→ **Aim**: Repeat the records below exactly as they appear.

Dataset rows

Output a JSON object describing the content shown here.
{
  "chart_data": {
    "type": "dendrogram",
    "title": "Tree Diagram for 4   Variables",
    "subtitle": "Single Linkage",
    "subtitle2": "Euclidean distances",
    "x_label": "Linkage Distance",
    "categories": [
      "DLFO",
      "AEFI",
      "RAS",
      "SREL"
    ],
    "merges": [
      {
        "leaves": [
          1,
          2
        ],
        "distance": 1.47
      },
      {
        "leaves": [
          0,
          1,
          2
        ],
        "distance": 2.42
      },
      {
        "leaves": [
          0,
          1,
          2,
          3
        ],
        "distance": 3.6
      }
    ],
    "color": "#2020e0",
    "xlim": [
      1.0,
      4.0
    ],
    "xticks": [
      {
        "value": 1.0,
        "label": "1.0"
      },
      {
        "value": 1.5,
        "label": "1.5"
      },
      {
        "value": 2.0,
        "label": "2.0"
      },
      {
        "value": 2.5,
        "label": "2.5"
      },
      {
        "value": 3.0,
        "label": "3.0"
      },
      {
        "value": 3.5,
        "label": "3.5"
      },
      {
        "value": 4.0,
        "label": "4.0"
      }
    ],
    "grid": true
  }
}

→ **Written solution**:
Output a JSON object describing the content shown here.
{
  "chart_data": {
    "type": "dendrogram",
    "title": "Tree Diagram for 4   Variables",
    "subtitle": "Single Linkage",
    "subtitle2": "Euclidean distances",
    "x_label": "Linkage Distance",
    "categories": [
      "DLFO",
      "AEFI",
      "RAS",
      "SREL"
    ],
    "merges": [
      {
        "leaves": [
          1,
          2
        ],
        "distance": 1.47
      },
      {
        "leaves": [
          0,
          1,
          2
        ],
        "distance": 2.42
      },
      {
        "leaves": [
          0,
          1,
          2,
          3
        ],
        "distance": 3.6
      }
    ],
    "color": "#2020e0",
    "xlim": [
      1.0,
      4.0
    ],
    "xticks": [
      {
        "value": 1.0,
        "label": "1.0"
      },
      {
        "value": 1.5,
        "label": "1.5"
      },
      {
        "value": 2.0,
        "label": "2.0"
      },
      {
        "value": 2.5,
        "label": "2.5"
      },
      {
        "value": 3.0,
        "label": "3.0"
      },
      {
        "value": 3.5,
        "label": "3.5"
      },
      {
        "value": 4.0,
        "label": "4.0"
      }
    ],
    "grid": true
  }
}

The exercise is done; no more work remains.